▶ _RECORDED DATA_
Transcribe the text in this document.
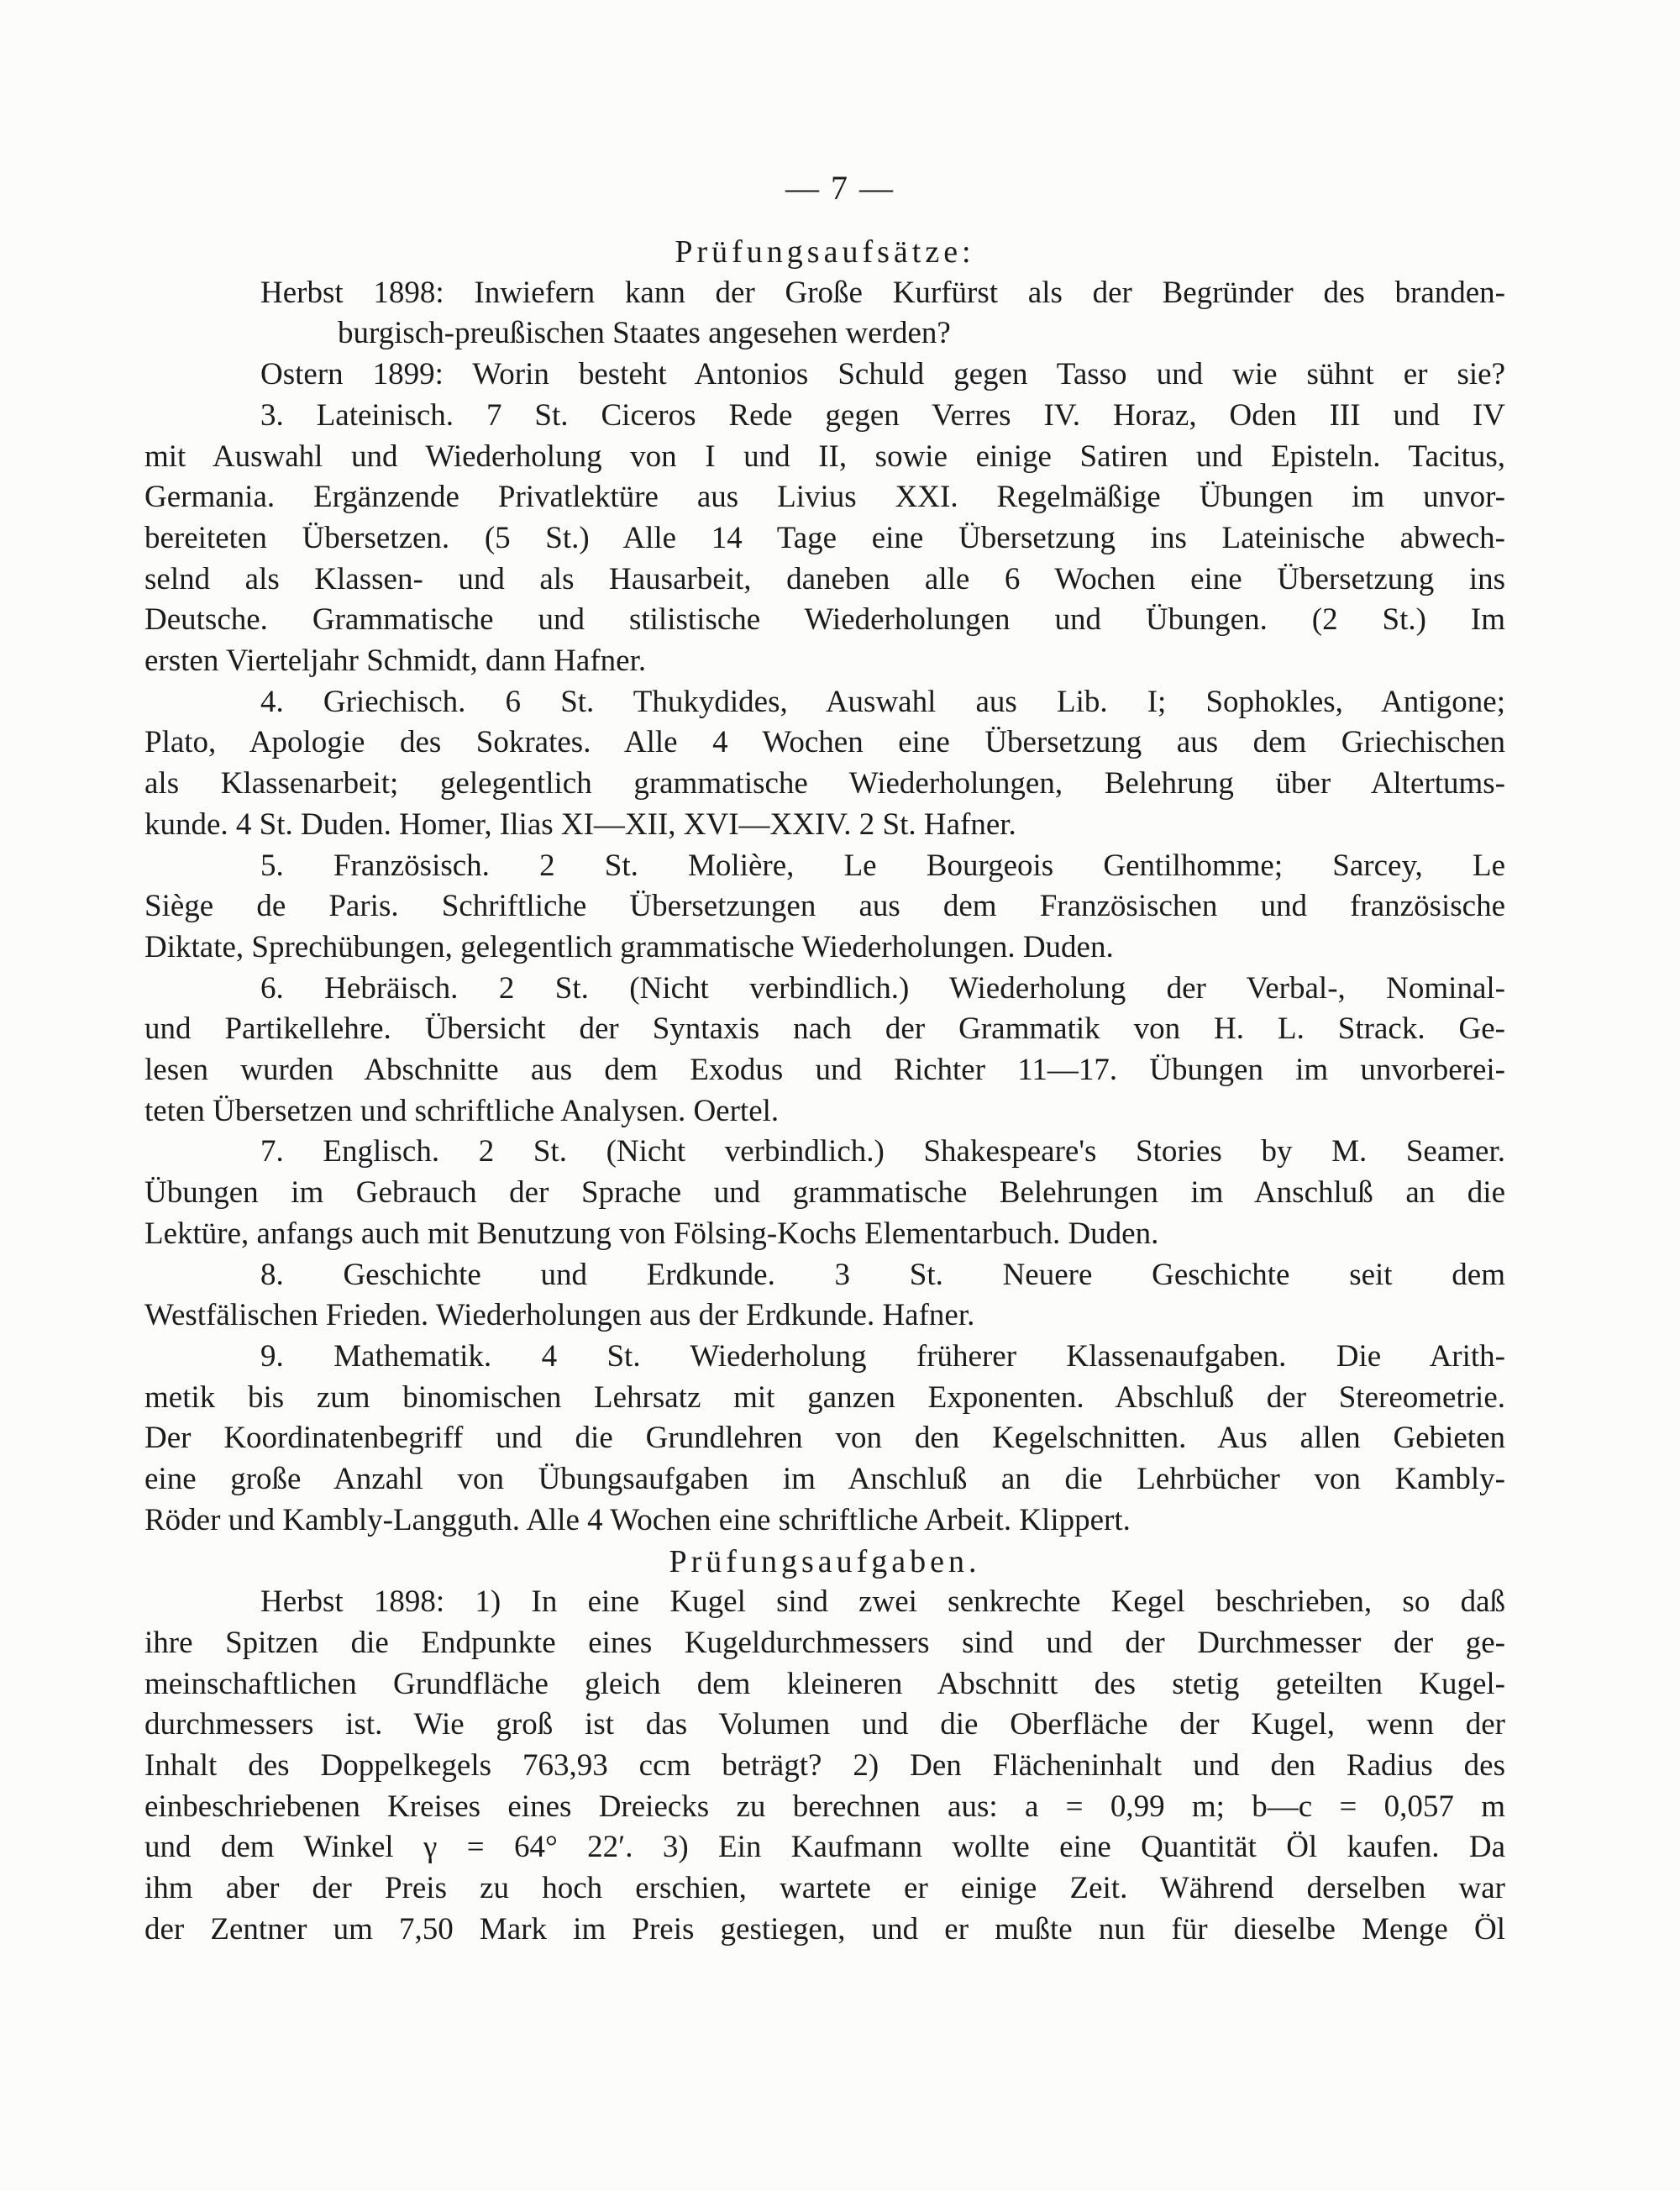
— 7 —
Prüfungsaufsätze:
Herbst 1898: Inwiefern kann der Große Kurfürst als der Begründer des branden-
burgisch-preußischen Staates angesehen werden?
Ostern 1899: Worin besteht Antonios Schuld gegen Tasso und wie sühnt er sie?
3. Lateinisch. 7 St. Ciceros Rede gegen Verres IV. Horaz, Oden III und IV
mit Auswahl und Wiederholung von I und II, sowie einige Satiren und Episteln. Tacitus,
Germania. Ergänzende Privatlektüre aus Livius XXI. Regelmäßige Übungen im unvor-
bereiteten Übersetzen. (5 St.) Alle 14 Tage eine Übersetzung ins Lateinische abwech-
selnd als Klassen- und als Hausarbeit, daneben alle 6 Wochen eine Übersetzung ins
Deutsche. Grammatische und stilistische Wiederholungen und Übungen. (2 St.) Im
ersten Vierteljahr Schmidt, dann Hafner.
4. Griechisch. 6 St. Thukydides, Auswahl aus Lib. I; Sophokles, Antigone;
Plato, Apologie des Sokrates. Alle 4 Wochen eine Übersetzung aus dem Griechischen
als Klassenarbeit; gelegentlich grammatische Wiederholungen, Belehrung über Altertums-
kunde. 4 St. Duden. Homer, Ilias XI—XII, XVI—XXIV. 2 St. Hafner.
5. Französisch. 2 St. Molière, Le Bourgeois Gentilhomme; Sarcey, Le
Siège de Paris. Schriftliche Übersetzungen aus dem Französischen und französische
Diktate, Sprechübungen, gelegentlich grammatische Wiederholungen. Duden.
6. Hebräisch. 2 St. (Nicht verbindlich.) Wiederholung der Verbal-, Nominal-
und Partikellehre. Übersicht der Syntaxis nach der Grammatik von H. L. Strack. Ge-
lesen wurden Abschnitte aus dem Exodus und Richter 11—17. Übungen im unvorberei-
teten Übersetzen und schriftliche Analysen. Oertel.
7. Englisch. 2 St. (Nicht verbindlich.) Shakespeare's Stories by M. Seamer.
Übungen im Gebrauch der Sprache und grammatische Belehrungen im Anschluß an die
Lektüre, anfangs auch mit Benutzung von Fölsing-Kochs Elementarbuch. Duden.
8. Geschichte und Erdkunde. 3 St. Neuere Geschichte seit dem
Westfälischen Frieden. Wiederholungen aus der Erdkunde. Hafner.
9. Mathematik. 4 St. Wiederholung früherer Klassenaufgaben. Die Arith-
metik bis zum binomischen Lehrsatz mit ganzen Exponenten. Abschluß der Stereometrie.
Der Koordinatenbegriff und die Grundlehren von den Kegelschnitten. Aus allen Gebieten
eine große Anzahl von Übungsaufgaben im Anschluß an die Lehrbücher von Kambly-
Röder und Kambly-Langguth. Alle 4 Wochen eine schriftliche Arbeit. Klippert.
Prüfungsaufgaben.
Herbst 1898: 1) In eine Kugel sind zwei senkrechte Kegel beschrieben, so daß
ihre Spitzen die Endpunkte eines Kugeldurchmessers sind und der Durchmesser der ge-
meinschaftlichen Grundfläche gleich dem kleineren Abschnitt des stetig geteilten Kugel-
durchmessers ist. Wie groß ist das Volumen und die Oberfläche der Kugel, wenn der
Inhalt des Doppelkegels 763,93 ccm beträgt? 2) Den Flächeninhalt und den Radius des
einbeschriebenen Kreises eines Dreiecks zu berechnen aus: a = 0,99 m; b—c = 0,057 m
und dem Winkel γ = 64° 22′. 3) Ein Kaufmann wollte eine Quantität Öl kaufen. Da
ihm aber der Preis zu hoch erschien, wartete er einige Zeit. Während derselben war
der Zentner um 7,50 Mark im Preis gestiegen, und er mußte nun für dieselbe Menge Öl
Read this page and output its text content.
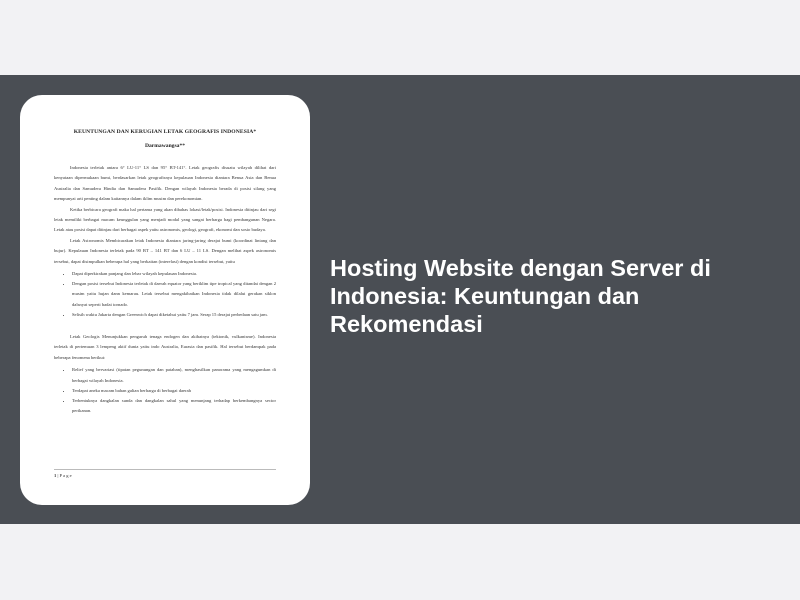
KEUNTUNGAN DAN KERUGIAN LETAK GEOGRAFIS INDONESIA*

Darmawangsa**

Indonesia terletak antara 6° LU-11° LS dan 95° BT-141°. Letak geografis disuatu wilayah dilihat dari kenyataan dipermukaan bumi, berdasarkan letak geografisnya kepulauan Indonesia diantara Benua Asia dan Benua Australia dan Samudera Hindia dan Samudera Pasifik. Dengan wilayah Indonesia berada di posisi silang yang mempunyai arti penting dalam kaitannya dalam iklim musim dan perekonomian.

Ketika berbicara geografi maka hal pertama yang akan dibahas lokasi/letak/posisi. Indonesia ditinjau dari segi letak memiliki berbagai macam keunggulan yang menjadi modal yang sangat berharga bagi pembangunan Negara. Letak atau posisi dapat ditinjau dari berbagai aspek yaitu astronomis, geologi, geografi, ekonomi dan sosio budaya.

Letak Astronomis Membicarakan letak Indonesia diantara jaring-jaring derajat bumi (koordinat lintang dan bujur). Kepulauan Indonesia terletak pada 90 BT – 141 BT dan 6 LU – 11 LS. Dengan melihat aspek astronomis tersebut, dapat disimpulkan beberapa hal yang berkaitan (interelasi) dengan kondisi tersebut, yaitu

• Dapat diperkirakan panjang dan lebar wilayah kepulauan Indonesia.
• Dengan posisi tersebut Indonesia terletak di daerah equator yang beriklim tipe tropical yang ditandai dengan 2 musim yaitu hujan dann kemarau. Letak tersebut mengakibatkan Indonesia tidak dilalui gerakan siklon dalsnyat seperti badai tornado.
• Selisih waktu Jakarta dengan Greenwich dapat diketahui yaitu 7 jam. Serap 15 derajat perbedaan satu jam.

Letak Geologis Menunjukkan pengaruh tenaga endogen dan akibatnya (tektonik, vulkanisme). Indonesia terletak di pertemuan 3 lempeng aktif dunia yaitu indo Australia, Eurasia dan pasifik. Hal tersebut berdampak pada beberapa fenomena berikut:

• Relief yang bervariasi (tipatan pegunungan dan pataban), menghasilkan panorama yang mengagumkan di berbagai wilayah Indonesia.
• Terdapat aneka macam bahan galian berharga di berbagai daerah
• Terbentuknya dangkalan sunda dan dangkalan sahul yang menunjang terhadap berkembangnya sector perikanan.
1 | P a g e
Hosting Website dengan Server di Indonesia: Keuntungan dan Rekomendasi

▶ _TASK REQUIREMENTS_
Identify and copy the lines holding the word "eines".

▶ _FINISHED TASK_
ihre Spitzen die Endpunkte eines Kugeldurchmessers sind und der Durchmesser der ge-
einbeschriebenen Kreises eines Dreiecks zu berechnen aus: a = 0,99 m; b—c = 0,057 m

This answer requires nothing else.